= PROBLEM STATEMENT =
All lines featuring the string "TradingView" are to be listed.

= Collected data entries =
--------------------------------------------------

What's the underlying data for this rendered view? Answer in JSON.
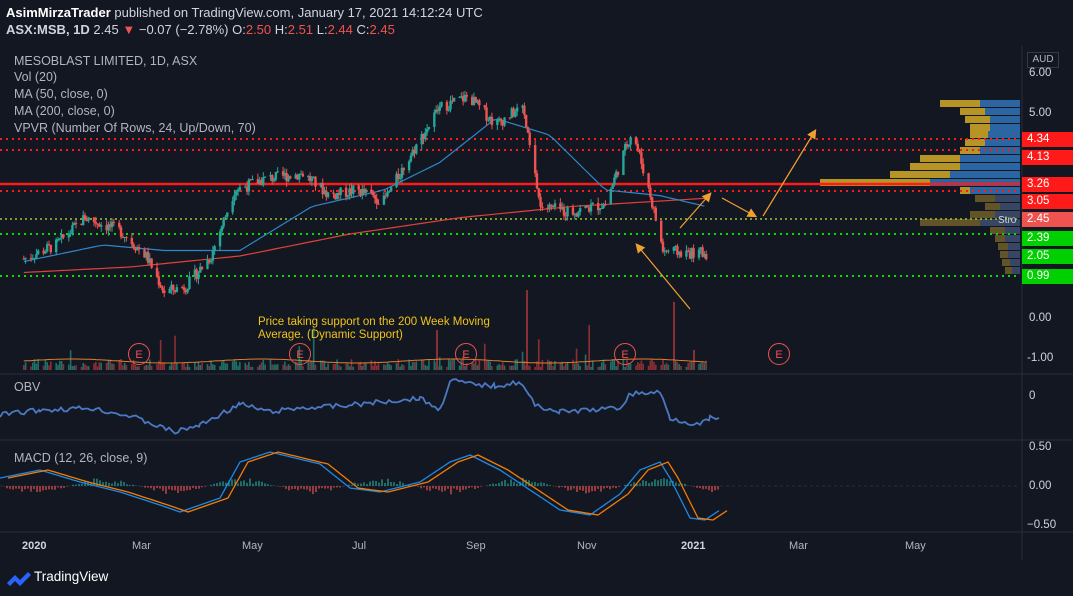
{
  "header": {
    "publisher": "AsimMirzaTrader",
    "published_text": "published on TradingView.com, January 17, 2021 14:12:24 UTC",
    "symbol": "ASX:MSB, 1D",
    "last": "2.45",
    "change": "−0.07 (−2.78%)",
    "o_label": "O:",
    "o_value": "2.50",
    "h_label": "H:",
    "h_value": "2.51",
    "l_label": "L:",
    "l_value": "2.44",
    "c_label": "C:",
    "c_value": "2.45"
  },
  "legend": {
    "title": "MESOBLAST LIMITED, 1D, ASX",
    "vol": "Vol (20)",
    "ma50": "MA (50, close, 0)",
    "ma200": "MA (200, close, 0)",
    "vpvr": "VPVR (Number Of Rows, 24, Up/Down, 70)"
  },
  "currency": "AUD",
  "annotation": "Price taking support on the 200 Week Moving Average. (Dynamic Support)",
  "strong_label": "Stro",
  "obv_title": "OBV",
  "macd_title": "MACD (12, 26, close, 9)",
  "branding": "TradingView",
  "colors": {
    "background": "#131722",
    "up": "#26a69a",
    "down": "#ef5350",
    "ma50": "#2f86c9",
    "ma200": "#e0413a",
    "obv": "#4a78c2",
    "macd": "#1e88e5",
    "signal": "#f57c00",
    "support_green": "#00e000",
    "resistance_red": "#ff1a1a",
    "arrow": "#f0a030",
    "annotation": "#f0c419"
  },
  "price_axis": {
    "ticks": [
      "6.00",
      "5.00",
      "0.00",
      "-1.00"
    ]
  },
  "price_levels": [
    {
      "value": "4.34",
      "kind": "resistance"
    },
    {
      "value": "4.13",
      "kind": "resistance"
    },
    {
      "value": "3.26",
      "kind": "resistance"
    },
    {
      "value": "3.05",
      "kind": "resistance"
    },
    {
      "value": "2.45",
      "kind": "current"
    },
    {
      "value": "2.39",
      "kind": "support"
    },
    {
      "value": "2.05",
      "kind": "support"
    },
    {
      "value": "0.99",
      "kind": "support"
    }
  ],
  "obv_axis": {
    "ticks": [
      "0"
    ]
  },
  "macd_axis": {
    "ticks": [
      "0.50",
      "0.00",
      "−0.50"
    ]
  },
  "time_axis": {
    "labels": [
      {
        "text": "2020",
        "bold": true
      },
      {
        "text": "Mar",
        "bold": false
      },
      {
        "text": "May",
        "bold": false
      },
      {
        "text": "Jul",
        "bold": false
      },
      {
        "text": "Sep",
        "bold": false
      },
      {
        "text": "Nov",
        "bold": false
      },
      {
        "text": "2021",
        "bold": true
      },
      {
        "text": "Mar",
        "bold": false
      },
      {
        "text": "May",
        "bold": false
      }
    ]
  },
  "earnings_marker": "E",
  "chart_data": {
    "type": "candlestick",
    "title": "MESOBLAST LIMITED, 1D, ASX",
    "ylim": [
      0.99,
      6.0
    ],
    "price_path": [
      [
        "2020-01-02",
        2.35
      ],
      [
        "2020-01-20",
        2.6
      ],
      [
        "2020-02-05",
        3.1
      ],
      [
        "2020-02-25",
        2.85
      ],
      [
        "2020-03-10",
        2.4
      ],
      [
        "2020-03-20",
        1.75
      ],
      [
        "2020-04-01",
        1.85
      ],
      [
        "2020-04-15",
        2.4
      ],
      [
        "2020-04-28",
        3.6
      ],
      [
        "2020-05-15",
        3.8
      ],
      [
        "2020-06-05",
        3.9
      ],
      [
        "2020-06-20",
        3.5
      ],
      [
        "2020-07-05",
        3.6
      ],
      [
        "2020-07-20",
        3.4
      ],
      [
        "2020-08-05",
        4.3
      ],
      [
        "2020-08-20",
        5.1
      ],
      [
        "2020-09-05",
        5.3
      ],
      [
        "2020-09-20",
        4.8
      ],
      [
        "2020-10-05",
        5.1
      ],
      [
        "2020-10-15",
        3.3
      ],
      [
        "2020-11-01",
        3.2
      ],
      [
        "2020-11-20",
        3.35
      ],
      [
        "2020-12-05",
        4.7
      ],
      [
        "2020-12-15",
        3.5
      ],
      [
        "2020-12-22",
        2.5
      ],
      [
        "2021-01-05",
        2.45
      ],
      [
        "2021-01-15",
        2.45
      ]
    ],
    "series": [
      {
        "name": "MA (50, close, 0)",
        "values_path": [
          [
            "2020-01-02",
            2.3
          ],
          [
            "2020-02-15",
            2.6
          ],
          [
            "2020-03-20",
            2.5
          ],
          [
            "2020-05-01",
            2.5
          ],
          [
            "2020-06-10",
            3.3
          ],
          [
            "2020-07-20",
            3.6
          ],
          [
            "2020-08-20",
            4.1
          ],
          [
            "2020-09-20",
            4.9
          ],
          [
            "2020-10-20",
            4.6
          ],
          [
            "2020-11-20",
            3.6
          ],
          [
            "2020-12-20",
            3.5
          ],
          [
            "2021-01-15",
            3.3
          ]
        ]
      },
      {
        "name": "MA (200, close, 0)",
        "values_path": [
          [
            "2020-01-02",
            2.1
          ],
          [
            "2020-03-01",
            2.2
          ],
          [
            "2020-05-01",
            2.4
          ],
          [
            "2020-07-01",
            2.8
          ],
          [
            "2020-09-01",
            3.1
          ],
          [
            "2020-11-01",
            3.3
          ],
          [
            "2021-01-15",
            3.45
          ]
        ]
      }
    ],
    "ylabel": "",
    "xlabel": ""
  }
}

--------------------------------------------------

= WRITTEN ANSWER =
    "published_text": "published on TradingView.com, January 17, 2021 14:12:24 UTC",
  "branding": "TradingView",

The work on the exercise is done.